Could you write out the records below exactly as they appear?

** Begin Provided information **

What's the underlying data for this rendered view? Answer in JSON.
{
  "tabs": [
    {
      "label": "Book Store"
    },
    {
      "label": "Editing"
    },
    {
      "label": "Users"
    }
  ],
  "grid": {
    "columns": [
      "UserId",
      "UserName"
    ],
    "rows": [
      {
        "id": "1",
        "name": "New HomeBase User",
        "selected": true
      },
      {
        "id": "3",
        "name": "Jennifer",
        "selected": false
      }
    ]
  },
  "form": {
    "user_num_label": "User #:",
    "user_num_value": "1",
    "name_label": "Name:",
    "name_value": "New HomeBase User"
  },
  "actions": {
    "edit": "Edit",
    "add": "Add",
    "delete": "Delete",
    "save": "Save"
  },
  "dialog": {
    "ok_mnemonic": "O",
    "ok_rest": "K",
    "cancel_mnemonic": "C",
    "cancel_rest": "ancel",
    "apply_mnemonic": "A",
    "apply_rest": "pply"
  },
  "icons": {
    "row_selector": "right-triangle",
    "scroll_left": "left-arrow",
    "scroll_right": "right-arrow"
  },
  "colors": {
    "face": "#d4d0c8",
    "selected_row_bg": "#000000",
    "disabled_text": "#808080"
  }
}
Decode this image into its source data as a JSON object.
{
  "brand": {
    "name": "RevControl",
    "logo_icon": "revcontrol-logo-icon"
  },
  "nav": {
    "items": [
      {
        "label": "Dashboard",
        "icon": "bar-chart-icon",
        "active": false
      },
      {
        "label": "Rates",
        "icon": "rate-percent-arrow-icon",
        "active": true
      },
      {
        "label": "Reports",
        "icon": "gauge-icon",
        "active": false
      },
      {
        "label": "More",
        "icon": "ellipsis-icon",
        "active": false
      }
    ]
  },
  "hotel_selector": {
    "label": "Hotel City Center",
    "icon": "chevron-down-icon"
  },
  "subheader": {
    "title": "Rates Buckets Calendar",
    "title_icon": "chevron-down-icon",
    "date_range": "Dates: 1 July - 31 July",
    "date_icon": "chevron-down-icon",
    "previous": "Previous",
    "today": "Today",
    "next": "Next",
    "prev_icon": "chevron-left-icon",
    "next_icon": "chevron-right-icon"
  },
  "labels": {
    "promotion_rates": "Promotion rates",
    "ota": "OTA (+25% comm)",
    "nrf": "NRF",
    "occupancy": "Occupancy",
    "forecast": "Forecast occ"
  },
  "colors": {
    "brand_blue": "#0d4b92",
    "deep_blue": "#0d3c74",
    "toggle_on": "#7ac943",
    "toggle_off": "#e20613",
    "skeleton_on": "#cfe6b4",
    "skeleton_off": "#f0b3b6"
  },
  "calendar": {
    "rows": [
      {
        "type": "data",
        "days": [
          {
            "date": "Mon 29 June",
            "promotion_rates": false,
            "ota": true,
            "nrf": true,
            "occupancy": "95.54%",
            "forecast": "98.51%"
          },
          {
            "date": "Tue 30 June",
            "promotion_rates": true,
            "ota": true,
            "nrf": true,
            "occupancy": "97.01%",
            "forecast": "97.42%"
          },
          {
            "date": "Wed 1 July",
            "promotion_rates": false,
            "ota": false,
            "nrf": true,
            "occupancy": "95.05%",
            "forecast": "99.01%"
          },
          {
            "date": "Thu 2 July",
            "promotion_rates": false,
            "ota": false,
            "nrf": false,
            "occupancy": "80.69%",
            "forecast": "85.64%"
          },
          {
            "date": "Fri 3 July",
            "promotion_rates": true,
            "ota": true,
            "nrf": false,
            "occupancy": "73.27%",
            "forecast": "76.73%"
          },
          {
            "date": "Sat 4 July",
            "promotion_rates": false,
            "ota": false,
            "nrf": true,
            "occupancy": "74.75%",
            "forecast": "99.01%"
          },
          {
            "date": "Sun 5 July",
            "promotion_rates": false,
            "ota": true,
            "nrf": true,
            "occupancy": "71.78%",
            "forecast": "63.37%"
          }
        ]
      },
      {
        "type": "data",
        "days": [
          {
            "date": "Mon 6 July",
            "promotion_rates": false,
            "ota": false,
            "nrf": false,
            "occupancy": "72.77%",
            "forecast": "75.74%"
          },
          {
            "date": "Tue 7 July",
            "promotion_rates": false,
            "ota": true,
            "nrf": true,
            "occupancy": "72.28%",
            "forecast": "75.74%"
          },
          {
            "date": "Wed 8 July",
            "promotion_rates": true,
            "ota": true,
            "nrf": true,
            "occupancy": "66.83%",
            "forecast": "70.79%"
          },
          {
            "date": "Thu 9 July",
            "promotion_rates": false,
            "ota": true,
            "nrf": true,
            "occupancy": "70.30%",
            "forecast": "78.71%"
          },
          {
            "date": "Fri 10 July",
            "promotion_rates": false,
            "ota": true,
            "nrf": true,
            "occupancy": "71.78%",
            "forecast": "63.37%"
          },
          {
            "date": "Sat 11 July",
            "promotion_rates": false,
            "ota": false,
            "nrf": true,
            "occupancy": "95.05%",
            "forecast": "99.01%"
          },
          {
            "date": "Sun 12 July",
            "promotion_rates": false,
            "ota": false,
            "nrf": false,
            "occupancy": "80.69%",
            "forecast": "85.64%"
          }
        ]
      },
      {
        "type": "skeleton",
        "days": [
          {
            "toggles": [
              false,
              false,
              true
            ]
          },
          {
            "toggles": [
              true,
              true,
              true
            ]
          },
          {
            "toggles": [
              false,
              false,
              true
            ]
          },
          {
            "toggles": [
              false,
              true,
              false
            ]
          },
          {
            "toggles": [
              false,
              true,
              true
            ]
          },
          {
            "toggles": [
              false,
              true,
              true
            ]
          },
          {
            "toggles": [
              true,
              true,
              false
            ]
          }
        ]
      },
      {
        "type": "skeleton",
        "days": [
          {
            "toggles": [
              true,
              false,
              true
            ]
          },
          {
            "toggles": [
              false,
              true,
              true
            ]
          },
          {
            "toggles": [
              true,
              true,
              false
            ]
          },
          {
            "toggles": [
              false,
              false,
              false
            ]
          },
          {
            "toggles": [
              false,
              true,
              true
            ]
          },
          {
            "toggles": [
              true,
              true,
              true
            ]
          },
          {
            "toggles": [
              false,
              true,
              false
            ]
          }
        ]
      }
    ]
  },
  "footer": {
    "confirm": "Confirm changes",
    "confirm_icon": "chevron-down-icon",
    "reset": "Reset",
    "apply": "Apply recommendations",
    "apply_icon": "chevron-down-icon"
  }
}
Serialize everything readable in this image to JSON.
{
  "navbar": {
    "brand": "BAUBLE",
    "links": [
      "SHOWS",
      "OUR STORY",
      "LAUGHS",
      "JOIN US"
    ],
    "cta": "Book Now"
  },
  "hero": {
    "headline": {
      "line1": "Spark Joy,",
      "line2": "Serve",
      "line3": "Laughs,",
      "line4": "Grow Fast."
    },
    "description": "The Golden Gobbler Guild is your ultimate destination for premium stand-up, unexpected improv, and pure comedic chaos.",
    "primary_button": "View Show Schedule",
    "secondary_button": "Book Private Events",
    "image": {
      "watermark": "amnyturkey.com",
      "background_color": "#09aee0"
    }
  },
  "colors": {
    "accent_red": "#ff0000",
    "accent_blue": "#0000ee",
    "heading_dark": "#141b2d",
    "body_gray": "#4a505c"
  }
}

** End Provided information **

* Correct output
What's the underlying data for this rendered view? Answer in JSON.
{
  "tabs": [
    {
      "label": "Book Store"
    },
    {
      "label": "Editing"
    },
    {
      "label": "Users"
    }
  ],
  "grid": {
    "columns": [
      "UserId",
      "UserName"
    ],
    "rows": [
      {
        "id": "1",
        "name": "New HomeBase User",
        "selected": true
      },
      {
        "id": "3",
        "name": "Jennifer",
        "selected": false
      }
    ]
  },
  "form": {
    "user_num_label": "User #:",
    "user_num_value": "1",
    "name_label": "Name:",
    "name_value": "New HomeBase User"
  },
  "actions": {
    "edit": "Edit",
    "add": "Add",
    "delete": "Delete",
    "save": "Save"
  },
  "dialog": {
    "ok_mnemonic": "O",
    "ok_rest": "K",
    "cancel_mnemonic": "C",
    "cancel_rest": "ancel",
    "apply_mnemonic": "A",
    "apply_rest": "pply"
  },
  "icons": {
    "row_selector": "right-triangle",
    "scroll_left": "left-arrow",
    "scroll_right": "right-arrow"
  },
  "colors": {
    "face": "#d4d0c8",
    "selected_row_bg": "#000000",
    "disabled_text": "#808080"
  }
}
Decode this image into its source data as a JSON object.
{
  "brand": {
    "name": "RevControl",
    "logo_icon": "revcontrol-logo-icon"
  },
  "nav": {
    "items": [
      {
        "label": "Dashboard",
        "icon": "bar-chart-icon",
        "active": false
      },
      {
        "label": "Rates",
        "icon": "rate-percent-arrow-icon",
        "active": true
      },
      {
        "label": "Reports",
        "icon": "gauge-icon",
        "active": false
      },
      {
        "label": "More",
        "icon": "ellipsis-icon",
        "active": false
      }
    ]
  },
  "hotel_selector": {
    "label": "Hotel City Center",
    "icon": "chevron-down-icon"
  },
  "subheader": {
    "title": "Rates Buckets Calendar",
    "title_icon": "chevron-down-icon",
    "date_range": "Dates: 1 July - 31 July",
    "date_icon": "chevron-down-icon",
    "previous": "Previous",
    "today": "Today",
    "next": "Next",
    "prev_icon": "chevron-left-icon",
    "next_icon": "chevron-right-icon"
  },
  "labels": {
    "promotion_rates": "Promotion rates",
    "ota": "OTA (+25% comm)",
    "nrf": "NRF",
    "occupancy": "Occupancy",
    "forecast": "Forecast occ"
  },
  "colors": {
    "brand_blue": "#0d4b92",
    "deep_blue": "#0d3c74",
    "toggle_on": "#7ac943",
    "toggle_off": "#e20613",
    "skeleton_on": "#cfe6b4",
    "skeleton_off": "#f0b3b6"
  },
  "calendar": {
    "rows": [
      {
        "type": "data",
        "days": [
          {
            "date": "Mon 29 June",
            "promotion_rates": false,
            "ota": true,
            "nrf": true,
            "occupancy": "95.54%",
            "forecast": "98.51%"
          },
          {
            "date": "Tue 30 June",
            "promotion_rates": true,
            "ota": true,
            "nrf": true,
            "occupancy": "97.01%",
            "forecast": "97.42%"
          },
          {
            "date": "Wed 1 July",
            "promotion_rates": false,
            "ota": false,
            "nrf": true,
            "occupancy": "95.05%",
            "forecast": "99.01%"
          },
          {
            "date": "Thu 2 July",
            "promotion_rates": false,
            "ota": false,
            "nrf": false,
            "occupancy": "80.69%",
            "forecast": "85.64%"
          },
          {
            "date": "Fri 3 July",
            "promotion_rates": true,
            "ota": true,
            "nrf": false,
            "occupancy": "73.27%",
            "forecast": "76.73%"
          },
          {
            "date": "Sat 4 July",
            "promotion_rates": false,
            "ota": false,
            "nrf": true,
            "occupancy": "74.75%",
            "forecast": "99.01%"
          },
          {
            "date": "Sun 5 July",
            "promotion_rates": false,
            "ota": true,
            "nrf": true,
            "occupancy": "71.78%",
            "forecast": "63.37%"
          }
        ]
      },
      {
        "type": "data",
        "days": [
          {
            "date": "Mon 6 July",
            "promotion_rates": false,
            "ota": false,
            "nrf": false,
            "occupancy": "72.77%",
            "forecast": "75.74%"
          },
          {
            "date": "Tue 7 July",
            "promotion_rates": false,
            "ota": true,
            "nrf": true,
            "occupancy": "72.28%",
            "forecast": "75.74%"
          },
          {
            "date": "Wed 8 July",
            "promotion_rates": true,
            "ota": true,
            "nrf": true,
            "occupancy": "66.83%",
            "forecast": "70.79%"
          },
          {
            "date": "Thu 9 July",
            "promotion_rates": false,
            "ota": true,
            "nrf": true,
            "occupancy": "70.30%",
            "forecast": "78.71%"
          },
          {
            "date": "Fri 10 July",
            "promotion_rates": false,
            "ota": true,
            "nrf": true,
            "occupancy": "71.78%",
            "forecast": "63.37%"
          },
          {
            "date": "Sat 11 July",
            "promotion_rates": false,
            "ota": false,
            "nrf": true,
            "occupancy": "95.05%",
            "forecast": "99.01%"
          },
          {
            "date": "Sun 12 July",
            "promotion_rates": false,
            "ota": false,
            "nrf": false,
            "occupancy": "80.69%",
            "forecast": "85.64%"
          }
        ]
      },
      {
        "type": "skeleton",
        "days": [
          {
            "toggles": [
              false,
              false,
              true
            ]
          },
          {
            "toggles": [
              true,
              true,
              true
            ]
          },
          {
            "toggles": [
              false,
              false,
              true
            ]
          },
          {
            "toggles": [
              false,
              true,
              false
            ]
          },
          {
            "toggles": [
              false,
              true,
              true
            ]
          },
          {
            "toggles": [
              false,
              true,
              true
            ]
          },
          {
            "toggles": [
              true,
              true,
              false
            ]
          }
        ]
      },
      {
        "type": "skeleton",
        "days": [
          {
            "toggles": [
              true,
              false,
              true
            ]
          },
          {
            "toggles": [
              false,
              true,
              true
            ]
          },
          {
            "toggles": [
              true,
              true,
              false
            ]
          },
          {
            "toggles": [
              false,
              false,
              false
            ]
          },
          {
            "toggles": [
              false,
              true,
              true
            ]
          },
          {
            "toggles": [
              true,
              true,
              true
            ]
          },
          {
            "toggles": [
              false,
              true,
              false
            ]
          }
        ]
      }
    ]
  },
  "footer": {
    "confirm": "Confirm changes",
    "confirm_icon": "chevron-down-icon",
    "reset": "Reset",
    "apply": "Apply recommendations",
    "apply_icon": "chevron-down-icon"
  }
}
Serialize everything readable in this image to JSON.
{
  "navbar": {
    "brand": "BAUBLE",
    "links": [
      "SHOWS",
      "OUR STORY",
      "LAUGHS",
      "JOIN US"
    ],
    "cta": "Book Now"
  },
  "hero": {
    "headline": {
      "line1": "Spark Joy,",
      "line2": "Serve",
      "line3": "Laughs,",
      "line4": "Grow Fast."
    },
    "description": "The Golden Gobbler Guild is your ultimate destination for premium stand-up, unexpected improv, and pure comedic chaos.",
    "primary_button": "View Show Schedule",
    "secondary_button": "Book Private Events",
    "image": {
      "watermark": "amnyturkey.com",
      "background_color": "#09aee0"
    }
  },
  "colors": {
    "accent_red": "#ff0000",
    "accent_blue": "#0000ee",
    "heading_dark": "#141b2d",
    "body_gray": "#4a505c"
  }
}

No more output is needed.